━━━ DATA FOR PROCESSING ━━━
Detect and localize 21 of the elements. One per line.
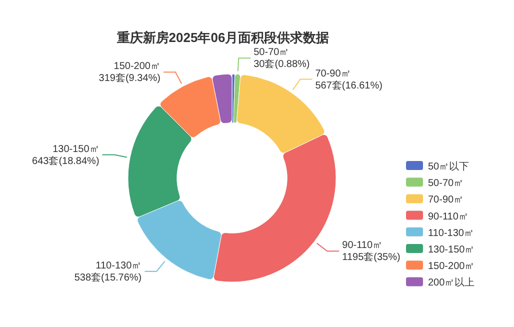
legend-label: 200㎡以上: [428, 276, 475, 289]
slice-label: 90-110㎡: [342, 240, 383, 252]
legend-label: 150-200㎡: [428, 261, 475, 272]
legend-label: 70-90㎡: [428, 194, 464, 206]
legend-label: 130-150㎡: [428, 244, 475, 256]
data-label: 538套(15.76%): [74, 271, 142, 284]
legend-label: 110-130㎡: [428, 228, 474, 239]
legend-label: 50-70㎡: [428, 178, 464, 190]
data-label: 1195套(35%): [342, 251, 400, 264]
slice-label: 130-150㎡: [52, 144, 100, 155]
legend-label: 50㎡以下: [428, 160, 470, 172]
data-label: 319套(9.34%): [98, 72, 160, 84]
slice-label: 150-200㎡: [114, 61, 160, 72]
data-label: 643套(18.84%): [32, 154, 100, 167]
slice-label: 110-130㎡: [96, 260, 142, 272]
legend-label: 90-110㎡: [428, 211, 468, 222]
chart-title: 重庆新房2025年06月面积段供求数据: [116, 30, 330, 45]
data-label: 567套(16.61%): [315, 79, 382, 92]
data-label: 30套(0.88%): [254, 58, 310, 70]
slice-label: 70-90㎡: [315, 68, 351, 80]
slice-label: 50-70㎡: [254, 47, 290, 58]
━━━
━━━ DATA FOR PROCESSING ━━━
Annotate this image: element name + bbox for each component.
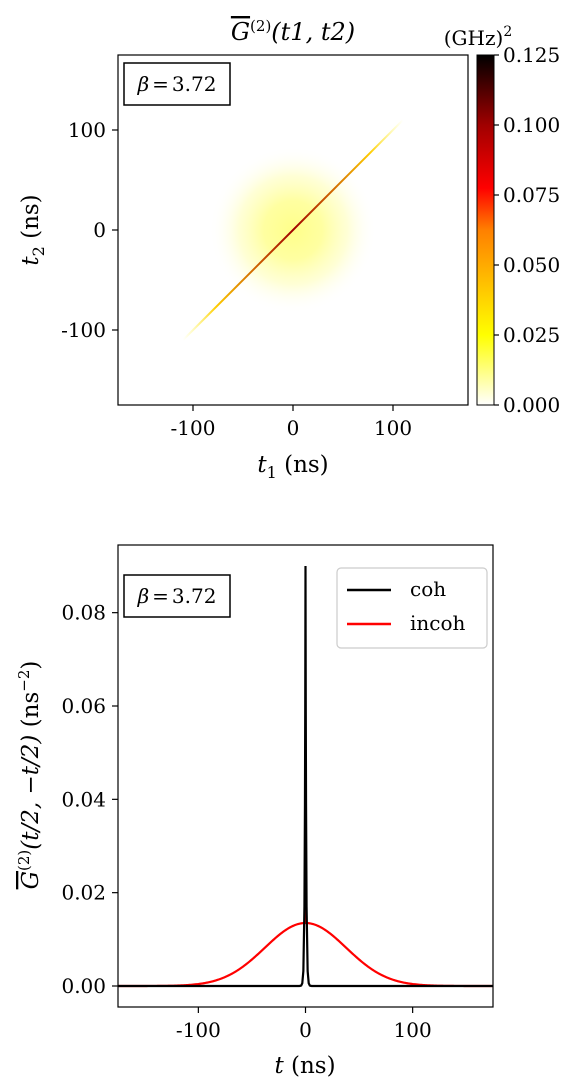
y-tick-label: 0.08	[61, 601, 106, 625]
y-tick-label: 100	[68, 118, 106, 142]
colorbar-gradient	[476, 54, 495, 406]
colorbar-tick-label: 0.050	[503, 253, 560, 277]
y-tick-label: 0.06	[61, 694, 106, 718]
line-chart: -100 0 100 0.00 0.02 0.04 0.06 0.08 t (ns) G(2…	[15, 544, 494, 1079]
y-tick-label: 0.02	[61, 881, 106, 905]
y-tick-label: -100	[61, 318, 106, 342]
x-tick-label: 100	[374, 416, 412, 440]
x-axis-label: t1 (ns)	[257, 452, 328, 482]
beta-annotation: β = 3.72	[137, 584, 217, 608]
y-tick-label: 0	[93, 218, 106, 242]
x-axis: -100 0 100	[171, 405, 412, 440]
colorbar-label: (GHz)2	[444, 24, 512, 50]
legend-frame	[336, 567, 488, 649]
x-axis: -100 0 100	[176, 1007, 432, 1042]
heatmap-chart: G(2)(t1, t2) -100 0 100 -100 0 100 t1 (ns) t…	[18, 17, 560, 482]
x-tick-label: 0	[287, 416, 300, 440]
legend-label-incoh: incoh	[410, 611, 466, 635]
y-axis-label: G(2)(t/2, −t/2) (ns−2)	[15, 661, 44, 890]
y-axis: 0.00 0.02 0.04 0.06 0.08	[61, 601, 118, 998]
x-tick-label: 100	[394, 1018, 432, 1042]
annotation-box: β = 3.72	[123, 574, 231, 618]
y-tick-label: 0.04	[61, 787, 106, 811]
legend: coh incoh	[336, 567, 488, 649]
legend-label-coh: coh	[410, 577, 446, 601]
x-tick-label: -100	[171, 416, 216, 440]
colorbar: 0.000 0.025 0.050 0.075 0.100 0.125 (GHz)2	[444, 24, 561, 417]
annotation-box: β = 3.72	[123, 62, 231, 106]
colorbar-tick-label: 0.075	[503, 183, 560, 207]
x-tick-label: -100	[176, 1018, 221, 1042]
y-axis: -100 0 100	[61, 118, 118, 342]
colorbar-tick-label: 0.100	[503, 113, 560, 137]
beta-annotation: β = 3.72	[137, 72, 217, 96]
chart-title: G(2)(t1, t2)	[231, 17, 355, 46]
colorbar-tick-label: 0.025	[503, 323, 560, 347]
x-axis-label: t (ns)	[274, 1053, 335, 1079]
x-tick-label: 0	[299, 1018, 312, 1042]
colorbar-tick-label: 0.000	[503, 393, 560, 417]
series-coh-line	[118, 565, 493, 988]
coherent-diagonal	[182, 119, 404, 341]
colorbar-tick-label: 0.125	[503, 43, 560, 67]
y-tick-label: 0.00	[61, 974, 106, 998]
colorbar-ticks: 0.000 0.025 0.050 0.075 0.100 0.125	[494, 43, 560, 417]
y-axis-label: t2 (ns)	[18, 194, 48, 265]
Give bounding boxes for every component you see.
━━━
EXERCISE: In the records, take the lines starting with the line with "legend-label: 200㎡以上: [428, 276, 475, 289]" and going on through the line with "data-label: 538套(15.76%): [74, 271, 142, 284]", and write them out again with "legend-label" switched to "legend-entry". Leave everything else in those lines unchanged.

SOLUTION TO THE EXERCISE:
legend-entry: 200㎡以上: [428, 276, 475, 289]
slice-label: 90-110㎡: [342, 240, 383, 252]
legend-entry: 150-200㎡: [428, 261, 475, 272]
legend-entry: 70-90㎡: [428, 194, 464, 206]
legend-entry: 130-150㎡: [428, 244, 475, 256]
data-label: 538套(15.76%): [74, 271, 142, 284]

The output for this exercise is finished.